TASK GOAL: What is the number of lines containing the word "attention"? Please answer with that number and nothing more.

INPUT RECORDS:
===============

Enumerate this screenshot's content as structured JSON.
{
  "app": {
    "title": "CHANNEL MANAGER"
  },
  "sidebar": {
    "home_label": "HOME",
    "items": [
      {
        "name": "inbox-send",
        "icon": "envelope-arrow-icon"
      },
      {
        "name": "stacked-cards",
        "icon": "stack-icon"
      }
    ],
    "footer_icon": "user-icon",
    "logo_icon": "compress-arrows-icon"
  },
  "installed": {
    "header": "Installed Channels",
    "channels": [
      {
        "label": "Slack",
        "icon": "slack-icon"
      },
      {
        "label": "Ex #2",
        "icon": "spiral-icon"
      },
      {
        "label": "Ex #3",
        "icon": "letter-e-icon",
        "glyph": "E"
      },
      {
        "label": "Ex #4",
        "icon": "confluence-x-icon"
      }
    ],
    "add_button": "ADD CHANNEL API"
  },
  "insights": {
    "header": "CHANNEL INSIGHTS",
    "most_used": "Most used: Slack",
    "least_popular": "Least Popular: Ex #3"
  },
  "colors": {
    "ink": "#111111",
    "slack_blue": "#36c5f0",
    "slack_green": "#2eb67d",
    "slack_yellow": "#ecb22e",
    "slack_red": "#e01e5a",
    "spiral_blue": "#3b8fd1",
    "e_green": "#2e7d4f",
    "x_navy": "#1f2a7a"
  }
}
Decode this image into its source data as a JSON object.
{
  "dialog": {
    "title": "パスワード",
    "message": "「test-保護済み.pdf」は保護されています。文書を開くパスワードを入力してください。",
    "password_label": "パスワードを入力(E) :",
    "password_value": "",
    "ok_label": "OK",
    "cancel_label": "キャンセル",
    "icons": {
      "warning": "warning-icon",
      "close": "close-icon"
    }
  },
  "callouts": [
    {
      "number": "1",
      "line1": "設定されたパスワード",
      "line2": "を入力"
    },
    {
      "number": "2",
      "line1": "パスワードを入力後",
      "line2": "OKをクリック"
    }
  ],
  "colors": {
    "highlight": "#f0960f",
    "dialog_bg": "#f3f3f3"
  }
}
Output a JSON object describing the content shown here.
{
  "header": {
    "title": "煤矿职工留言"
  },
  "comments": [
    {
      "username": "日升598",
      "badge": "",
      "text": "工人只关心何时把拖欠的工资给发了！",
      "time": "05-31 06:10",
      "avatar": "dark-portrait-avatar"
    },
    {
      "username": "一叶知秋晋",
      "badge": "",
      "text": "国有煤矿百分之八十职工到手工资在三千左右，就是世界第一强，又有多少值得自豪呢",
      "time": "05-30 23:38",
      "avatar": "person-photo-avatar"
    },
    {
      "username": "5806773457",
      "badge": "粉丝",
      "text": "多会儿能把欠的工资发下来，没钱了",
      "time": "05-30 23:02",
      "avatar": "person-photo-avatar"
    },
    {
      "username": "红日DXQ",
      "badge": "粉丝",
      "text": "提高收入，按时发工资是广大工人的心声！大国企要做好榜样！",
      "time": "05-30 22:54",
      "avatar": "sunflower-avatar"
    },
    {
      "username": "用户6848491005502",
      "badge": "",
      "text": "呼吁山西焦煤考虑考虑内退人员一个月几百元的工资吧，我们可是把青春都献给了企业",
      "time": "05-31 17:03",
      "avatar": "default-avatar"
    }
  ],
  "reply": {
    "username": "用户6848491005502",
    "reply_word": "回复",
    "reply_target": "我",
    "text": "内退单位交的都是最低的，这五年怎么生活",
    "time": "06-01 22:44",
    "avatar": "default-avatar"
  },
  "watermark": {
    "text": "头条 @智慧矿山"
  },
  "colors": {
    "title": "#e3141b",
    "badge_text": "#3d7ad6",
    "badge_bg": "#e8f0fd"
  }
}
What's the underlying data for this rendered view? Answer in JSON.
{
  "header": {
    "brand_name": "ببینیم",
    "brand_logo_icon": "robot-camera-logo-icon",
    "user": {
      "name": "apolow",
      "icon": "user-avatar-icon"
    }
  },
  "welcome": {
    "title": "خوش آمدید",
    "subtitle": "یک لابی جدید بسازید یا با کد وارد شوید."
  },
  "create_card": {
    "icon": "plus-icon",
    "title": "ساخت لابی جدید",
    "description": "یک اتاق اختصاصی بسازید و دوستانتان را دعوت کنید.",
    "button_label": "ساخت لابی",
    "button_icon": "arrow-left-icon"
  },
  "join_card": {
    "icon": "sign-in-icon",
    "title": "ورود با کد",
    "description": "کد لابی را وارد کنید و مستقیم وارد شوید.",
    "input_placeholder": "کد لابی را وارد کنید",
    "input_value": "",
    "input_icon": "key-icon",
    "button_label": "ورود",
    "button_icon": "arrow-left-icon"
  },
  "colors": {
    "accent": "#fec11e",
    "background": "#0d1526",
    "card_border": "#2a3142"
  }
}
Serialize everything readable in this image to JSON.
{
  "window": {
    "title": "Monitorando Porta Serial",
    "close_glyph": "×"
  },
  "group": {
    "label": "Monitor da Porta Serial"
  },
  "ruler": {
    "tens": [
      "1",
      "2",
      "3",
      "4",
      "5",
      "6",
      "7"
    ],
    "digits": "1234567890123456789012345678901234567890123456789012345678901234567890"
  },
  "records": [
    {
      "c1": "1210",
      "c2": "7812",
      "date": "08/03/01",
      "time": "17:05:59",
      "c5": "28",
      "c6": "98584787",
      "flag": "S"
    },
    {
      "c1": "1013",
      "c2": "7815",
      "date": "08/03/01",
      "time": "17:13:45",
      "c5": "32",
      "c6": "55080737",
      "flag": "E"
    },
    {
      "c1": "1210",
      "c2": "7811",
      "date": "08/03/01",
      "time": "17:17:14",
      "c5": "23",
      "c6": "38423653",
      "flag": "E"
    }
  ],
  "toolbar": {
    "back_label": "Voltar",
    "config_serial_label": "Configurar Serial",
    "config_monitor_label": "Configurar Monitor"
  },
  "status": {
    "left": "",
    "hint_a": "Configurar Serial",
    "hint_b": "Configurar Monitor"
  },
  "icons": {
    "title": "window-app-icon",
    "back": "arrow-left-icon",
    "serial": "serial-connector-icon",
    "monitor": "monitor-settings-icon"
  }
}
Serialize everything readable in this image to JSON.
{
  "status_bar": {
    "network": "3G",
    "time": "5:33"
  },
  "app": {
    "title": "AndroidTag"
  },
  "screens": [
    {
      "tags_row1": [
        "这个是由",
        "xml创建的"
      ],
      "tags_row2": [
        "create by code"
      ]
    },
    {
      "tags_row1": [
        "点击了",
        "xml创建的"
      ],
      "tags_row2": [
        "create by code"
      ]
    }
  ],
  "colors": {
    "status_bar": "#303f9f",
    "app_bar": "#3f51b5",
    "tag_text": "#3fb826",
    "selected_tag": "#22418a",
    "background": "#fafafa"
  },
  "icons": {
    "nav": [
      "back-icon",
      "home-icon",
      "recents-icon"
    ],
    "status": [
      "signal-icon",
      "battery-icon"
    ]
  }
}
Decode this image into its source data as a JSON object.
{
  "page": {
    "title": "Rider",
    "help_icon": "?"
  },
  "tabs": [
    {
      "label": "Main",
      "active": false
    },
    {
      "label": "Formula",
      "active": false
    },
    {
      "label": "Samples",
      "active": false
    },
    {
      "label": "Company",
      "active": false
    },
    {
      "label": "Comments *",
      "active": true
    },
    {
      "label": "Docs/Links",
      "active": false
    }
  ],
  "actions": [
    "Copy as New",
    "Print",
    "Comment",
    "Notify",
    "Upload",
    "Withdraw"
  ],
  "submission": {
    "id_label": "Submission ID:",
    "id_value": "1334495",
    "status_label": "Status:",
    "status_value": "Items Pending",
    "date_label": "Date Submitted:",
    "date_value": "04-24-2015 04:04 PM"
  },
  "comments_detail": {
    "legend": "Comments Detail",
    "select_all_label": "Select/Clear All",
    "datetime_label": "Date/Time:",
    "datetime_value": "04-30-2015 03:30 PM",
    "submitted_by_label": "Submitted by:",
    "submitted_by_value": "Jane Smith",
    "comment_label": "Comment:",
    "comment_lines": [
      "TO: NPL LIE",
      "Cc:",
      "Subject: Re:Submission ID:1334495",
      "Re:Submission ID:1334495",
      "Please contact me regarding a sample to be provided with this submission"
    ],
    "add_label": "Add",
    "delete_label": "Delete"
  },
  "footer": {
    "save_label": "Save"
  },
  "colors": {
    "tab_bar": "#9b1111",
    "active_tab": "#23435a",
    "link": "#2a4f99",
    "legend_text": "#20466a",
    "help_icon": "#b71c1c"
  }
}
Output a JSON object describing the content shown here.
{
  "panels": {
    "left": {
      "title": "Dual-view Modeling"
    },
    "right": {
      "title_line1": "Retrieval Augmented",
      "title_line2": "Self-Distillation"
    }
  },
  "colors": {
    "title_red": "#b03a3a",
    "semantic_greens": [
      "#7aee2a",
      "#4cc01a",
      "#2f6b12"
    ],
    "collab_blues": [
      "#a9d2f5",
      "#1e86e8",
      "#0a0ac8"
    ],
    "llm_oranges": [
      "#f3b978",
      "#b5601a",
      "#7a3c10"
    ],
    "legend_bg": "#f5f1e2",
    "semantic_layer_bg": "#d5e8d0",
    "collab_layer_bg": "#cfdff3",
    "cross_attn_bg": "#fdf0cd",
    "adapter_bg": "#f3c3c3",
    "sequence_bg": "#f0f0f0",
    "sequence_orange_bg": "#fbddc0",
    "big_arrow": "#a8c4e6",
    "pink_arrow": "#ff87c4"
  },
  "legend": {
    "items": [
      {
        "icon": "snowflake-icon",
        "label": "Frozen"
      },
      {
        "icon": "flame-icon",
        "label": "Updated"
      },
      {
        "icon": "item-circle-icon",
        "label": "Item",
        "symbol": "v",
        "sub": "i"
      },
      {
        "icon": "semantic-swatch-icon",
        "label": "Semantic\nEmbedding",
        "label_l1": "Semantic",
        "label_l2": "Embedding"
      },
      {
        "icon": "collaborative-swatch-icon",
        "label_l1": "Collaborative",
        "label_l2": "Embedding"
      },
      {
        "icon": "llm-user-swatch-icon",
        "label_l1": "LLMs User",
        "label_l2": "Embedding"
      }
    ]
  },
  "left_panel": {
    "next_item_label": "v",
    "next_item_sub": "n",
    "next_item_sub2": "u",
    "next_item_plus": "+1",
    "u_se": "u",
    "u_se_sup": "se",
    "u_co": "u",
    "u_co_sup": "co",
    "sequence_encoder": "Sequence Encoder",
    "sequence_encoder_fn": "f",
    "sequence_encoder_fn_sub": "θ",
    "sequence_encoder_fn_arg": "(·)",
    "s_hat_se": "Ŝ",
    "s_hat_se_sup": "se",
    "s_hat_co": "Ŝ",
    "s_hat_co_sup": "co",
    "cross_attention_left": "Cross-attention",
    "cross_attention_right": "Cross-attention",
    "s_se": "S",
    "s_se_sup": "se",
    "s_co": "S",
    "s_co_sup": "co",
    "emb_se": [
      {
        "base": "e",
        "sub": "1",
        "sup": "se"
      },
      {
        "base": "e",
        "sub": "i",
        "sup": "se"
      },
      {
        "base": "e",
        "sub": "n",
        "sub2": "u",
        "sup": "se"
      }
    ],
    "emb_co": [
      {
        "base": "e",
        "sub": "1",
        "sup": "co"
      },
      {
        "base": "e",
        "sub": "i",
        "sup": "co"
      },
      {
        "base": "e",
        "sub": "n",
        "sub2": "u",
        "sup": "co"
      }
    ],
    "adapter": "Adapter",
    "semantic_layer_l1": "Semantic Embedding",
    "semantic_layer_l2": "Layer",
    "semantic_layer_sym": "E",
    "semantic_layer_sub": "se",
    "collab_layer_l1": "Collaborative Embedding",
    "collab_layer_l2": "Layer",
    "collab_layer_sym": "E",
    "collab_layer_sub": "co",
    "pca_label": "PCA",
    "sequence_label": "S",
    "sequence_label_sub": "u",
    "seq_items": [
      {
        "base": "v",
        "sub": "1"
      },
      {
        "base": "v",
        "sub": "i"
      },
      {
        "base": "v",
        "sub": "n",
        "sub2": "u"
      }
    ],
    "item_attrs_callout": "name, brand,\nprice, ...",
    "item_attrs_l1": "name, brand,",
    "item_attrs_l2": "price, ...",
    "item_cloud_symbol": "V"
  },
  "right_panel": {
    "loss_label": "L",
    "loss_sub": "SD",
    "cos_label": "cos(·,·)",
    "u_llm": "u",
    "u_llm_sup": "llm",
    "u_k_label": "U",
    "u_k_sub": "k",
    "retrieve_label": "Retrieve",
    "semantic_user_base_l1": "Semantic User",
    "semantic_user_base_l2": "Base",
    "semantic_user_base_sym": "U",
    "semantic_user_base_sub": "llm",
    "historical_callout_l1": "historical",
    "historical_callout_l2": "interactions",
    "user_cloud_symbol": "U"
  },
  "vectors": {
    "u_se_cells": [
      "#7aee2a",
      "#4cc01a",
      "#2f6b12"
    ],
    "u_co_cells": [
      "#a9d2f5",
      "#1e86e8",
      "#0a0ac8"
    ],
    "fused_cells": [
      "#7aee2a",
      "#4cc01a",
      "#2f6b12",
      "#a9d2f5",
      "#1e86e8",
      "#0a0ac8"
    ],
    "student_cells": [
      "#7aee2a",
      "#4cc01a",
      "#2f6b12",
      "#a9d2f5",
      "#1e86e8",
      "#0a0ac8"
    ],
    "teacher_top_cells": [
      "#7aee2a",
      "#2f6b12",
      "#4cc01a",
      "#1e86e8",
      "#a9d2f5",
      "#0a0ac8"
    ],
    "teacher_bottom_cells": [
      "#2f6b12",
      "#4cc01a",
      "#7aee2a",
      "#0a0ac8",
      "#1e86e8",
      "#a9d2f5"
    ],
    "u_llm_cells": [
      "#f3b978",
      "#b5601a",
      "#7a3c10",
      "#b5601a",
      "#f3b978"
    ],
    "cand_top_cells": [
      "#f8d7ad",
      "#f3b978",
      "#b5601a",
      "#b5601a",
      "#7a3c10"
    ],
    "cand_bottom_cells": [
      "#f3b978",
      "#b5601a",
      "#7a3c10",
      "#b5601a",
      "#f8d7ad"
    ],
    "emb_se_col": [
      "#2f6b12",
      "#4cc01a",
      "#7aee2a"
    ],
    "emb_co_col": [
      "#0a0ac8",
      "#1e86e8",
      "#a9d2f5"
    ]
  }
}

===============

SOLUTION TO THE EXERCISE: 2